▶ Work required:
Give only the number of lines in the listing below where the string "floors" occurs.

+--

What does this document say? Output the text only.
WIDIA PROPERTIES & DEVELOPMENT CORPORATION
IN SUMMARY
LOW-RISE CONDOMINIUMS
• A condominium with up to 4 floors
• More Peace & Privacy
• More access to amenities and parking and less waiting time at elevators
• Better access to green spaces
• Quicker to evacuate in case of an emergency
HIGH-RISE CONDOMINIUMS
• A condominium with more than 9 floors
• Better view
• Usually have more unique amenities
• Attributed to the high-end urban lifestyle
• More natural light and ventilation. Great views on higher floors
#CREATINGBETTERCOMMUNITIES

+--

▶ The response:
3